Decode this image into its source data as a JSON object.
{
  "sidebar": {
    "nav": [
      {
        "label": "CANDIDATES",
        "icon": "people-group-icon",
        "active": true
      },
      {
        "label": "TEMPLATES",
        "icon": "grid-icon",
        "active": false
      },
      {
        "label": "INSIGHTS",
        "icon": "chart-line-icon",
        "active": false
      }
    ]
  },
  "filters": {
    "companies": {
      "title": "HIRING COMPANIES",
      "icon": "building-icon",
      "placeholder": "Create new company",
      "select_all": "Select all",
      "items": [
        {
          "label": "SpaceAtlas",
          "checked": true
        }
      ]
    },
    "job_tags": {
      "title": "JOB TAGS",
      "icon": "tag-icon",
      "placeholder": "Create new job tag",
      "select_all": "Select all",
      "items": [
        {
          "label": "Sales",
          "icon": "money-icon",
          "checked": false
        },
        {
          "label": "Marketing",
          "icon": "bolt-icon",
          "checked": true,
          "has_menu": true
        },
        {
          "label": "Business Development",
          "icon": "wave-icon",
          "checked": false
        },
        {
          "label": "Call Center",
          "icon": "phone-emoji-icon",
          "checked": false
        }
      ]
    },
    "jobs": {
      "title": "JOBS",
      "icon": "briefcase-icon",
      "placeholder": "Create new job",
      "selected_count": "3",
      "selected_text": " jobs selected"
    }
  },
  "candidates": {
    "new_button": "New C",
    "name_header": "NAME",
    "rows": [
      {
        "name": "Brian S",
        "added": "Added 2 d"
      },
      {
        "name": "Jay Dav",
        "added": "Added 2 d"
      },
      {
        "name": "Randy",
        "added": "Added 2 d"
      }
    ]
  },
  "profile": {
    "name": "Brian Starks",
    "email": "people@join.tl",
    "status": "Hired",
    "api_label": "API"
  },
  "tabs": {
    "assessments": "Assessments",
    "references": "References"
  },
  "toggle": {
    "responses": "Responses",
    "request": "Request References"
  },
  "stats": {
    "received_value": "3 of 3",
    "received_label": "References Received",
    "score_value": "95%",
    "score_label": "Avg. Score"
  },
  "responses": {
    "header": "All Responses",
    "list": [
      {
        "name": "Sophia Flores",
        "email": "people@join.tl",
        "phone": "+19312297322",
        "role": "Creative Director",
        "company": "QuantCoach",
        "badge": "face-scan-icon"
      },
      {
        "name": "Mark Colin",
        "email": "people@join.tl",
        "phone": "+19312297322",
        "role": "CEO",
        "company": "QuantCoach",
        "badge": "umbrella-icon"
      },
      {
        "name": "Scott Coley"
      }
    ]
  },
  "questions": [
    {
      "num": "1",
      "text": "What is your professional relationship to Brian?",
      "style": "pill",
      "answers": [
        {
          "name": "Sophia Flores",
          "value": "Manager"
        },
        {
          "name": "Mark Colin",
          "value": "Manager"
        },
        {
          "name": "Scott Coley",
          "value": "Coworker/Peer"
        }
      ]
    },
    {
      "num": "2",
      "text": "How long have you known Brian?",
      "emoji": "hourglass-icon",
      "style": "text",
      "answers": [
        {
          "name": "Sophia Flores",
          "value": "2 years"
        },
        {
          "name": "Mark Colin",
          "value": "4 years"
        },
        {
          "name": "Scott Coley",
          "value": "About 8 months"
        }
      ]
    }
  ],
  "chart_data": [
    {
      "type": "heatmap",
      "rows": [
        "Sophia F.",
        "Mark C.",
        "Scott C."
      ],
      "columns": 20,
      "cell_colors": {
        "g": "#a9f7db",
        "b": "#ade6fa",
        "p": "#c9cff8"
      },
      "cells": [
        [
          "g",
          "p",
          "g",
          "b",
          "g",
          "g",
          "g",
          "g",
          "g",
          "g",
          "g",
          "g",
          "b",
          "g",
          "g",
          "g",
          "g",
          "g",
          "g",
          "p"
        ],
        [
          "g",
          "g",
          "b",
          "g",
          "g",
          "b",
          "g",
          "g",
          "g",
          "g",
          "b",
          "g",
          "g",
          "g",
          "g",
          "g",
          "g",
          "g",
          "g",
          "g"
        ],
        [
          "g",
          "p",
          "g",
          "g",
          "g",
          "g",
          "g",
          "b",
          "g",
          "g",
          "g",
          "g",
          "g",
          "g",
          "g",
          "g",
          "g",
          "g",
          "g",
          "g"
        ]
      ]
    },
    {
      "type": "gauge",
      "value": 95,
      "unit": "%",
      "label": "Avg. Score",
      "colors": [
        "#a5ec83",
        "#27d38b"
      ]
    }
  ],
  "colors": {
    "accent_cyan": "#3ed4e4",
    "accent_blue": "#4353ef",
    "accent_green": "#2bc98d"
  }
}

━━━━━━

Find "Create". Copy every line it occurs in.

FULL OUTPUT:
      "placeholder": "Create new company",
      "placeholder": "Create new job tag",
      "placeholder": "Create new job",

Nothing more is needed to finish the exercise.